((

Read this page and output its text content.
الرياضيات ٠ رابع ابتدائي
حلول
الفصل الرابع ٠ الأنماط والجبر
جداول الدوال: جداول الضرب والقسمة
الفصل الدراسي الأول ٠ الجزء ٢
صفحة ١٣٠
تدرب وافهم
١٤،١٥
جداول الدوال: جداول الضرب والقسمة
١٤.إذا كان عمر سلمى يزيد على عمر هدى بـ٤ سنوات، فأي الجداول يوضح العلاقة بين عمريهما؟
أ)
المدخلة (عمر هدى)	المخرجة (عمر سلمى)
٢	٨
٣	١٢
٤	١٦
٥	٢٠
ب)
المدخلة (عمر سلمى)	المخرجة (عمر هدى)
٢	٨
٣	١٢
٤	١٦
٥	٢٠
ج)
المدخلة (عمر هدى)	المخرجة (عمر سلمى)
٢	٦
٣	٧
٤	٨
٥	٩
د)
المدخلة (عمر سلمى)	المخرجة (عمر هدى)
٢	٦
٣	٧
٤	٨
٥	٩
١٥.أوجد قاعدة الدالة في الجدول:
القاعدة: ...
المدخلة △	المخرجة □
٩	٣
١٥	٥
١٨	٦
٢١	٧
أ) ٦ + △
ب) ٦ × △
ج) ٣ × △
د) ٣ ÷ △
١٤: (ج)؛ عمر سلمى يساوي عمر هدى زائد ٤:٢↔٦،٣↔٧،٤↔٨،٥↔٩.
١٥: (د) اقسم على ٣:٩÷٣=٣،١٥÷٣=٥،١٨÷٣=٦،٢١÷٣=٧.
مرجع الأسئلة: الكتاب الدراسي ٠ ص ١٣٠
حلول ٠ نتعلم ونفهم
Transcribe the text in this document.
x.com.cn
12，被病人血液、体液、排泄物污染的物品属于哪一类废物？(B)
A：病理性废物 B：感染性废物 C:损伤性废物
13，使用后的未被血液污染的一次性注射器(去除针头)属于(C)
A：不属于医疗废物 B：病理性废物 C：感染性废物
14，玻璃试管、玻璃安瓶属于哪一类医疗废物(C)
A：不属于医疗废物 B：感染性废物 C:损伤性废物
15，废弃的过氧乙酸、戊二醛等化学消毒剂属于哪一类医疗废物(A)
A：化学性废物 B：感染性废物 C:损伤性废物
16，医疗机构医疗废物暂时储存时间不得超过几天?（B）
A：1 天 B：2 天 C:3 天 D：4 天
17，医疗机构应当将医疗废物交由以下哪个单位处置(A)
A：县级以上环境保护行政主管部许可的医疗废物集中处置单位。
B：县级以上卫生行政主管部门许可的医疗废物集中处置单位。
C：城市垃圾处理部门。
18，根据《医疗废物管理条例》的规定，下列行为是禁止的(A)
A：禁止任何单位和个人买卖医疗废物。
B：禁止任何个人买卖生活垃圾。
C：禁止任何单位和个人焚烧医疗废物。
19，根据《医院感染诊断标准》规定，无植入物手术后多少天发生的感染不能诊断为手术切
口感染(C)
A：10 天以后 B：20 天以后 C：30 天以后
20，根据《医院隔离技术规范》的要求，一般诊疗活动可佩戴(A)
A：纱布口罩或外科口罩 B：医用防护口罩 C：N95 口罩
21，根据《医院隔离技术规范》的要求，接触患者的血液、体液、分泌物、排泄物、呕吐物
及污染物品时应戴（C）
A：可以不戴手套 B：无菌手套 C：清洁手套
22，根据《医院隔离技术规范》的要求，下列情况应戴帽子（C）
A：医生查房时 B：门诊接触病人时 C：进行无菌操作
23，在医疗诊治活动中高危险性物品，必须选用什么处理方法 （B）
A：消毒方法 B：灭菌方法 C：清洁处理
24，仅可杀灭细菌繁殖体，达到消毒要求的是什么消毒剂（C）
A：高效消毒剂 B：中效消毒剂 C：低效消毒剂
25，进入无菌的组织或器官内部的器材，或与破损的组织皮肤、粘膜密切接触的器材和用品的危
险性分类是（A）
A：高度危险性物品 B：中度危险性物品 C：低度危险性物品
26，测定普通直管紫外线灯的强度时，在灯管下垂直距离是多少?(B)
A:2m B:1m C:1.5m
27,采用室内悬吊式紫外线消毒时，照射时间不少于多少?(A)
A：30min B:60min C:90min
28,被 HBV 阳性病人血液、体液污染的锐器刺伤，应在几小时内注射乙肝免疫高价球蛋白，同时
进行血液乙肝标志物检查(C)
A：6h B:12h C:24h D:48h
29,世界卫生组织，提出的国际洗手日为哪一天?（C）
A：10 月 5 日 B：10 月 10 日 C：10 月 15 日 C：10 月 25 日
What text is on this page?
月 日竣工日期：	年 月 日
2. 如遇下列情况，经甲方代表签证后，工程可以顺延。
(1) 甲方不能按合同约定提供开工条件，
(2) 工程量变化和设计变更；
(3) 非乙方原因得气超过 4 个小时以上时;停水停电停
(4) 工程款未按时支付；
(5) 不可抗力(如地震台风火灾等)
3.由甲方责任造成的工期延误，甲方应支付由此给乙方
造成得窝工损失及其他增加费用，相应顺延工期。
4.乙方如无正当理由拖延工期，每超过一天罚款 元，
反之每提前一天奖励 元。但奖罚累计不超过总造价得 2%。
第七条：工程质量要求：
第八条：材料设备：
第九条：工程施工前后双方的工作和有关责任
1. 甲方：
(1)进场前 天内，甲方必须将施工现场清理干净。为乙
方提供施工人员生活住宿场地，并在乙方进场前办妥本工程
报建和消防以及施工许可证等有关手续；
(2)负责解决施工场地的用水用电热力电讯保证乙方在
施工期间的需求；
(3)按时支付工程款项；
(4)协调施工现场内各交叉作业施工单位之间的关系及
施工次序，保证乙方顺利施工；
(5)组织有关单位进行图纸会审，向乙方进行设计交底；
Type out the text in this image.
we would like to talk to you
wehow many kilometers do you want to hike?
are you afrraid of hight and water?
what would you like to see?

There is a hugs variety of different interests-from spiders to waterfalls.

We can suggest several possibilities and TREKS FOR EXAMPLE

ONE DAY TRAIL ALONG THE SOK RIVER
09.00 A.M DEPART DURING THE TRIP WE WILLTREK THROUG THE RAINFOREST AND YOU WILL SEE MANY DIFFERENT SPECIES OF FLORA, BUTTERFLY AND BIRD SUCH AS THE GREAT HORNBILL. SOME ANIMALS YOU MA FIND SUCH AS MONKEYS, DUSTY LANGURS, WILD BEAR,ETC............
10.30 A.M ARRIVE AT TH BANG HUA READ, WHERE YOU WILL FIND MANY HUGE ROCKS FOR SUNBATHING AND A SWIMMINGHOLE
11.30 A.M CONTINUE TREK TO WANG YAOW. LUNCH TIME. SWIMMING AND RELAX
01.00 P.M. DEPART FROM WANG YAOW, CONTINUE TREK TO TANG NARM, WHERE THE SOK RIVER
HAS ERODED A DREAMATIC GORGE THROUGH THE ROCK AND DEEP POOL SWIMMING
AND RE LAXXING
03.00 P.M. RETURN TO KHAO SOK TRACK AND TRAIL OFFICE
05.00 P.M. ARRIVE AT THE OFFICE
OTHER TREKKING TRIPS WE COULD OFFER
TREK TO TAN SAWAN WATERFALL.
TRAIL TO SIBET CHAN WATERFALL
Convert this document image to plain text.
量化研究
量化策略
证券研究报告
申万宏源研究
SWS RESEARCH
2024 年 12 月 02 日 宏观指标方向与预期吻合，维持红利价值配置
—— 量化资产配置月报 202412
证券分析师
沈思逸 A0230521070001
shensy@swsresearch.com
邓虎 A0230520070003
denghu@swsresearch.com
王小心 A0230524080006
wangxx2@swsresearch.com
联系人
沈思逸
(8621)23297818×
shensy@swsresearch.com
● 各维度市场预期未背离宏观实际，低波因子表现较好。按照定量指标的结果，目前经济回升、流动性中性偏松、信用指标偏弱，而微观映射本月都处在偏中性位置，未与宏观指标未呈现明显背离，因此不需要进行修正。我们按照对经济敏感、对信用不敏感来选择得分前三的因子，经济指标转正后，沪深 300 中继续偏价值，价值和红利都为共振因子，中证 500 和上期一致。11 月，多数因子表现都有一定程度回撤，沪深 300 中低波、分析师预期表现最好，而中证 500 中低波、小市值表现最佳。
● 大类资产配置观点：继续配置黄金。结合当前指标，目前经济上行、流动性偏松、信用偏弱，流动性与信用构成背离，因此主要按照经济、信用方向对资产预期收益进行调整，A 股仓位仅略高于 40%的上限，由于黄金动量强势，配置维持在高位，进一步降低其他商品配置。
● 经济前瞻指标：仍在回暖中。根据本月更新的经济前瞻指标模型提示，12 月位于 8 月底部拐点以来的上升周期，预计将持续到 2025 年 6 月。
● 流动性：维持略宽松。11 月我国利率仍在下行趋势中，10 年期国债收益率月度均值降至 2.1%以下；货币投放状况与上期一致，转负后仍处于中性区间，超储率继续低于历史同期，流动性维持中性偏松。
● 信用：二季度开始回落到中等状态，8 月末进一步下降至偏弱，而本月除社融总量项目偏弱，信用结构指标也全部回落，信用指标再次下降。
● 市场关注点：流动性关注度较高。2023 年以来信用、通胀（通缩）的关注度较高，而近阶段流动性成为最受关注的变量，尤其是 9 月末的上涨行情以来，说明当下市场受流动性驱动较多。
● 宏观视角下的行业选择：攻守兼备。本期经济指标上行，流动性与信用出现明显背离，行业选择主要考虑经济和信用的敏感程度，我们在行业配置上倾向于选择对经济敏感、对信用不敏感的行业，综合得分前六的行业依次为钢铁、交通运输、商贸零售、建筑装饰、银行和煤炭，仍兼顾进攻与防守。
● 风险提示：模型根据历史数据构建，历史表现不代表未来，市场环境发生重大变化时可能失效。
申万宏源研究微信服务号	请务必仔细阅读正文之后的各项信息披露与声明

))

JOB: Find each line in the records holding the string "الدراسي" and show it.

ANSWER TO THE PROBLEM:
الفصل الدراسي الأول ٠ الجزء ٢
مرجع الأسئلة: الكتاب الدراسي ٠ ص ١٣٠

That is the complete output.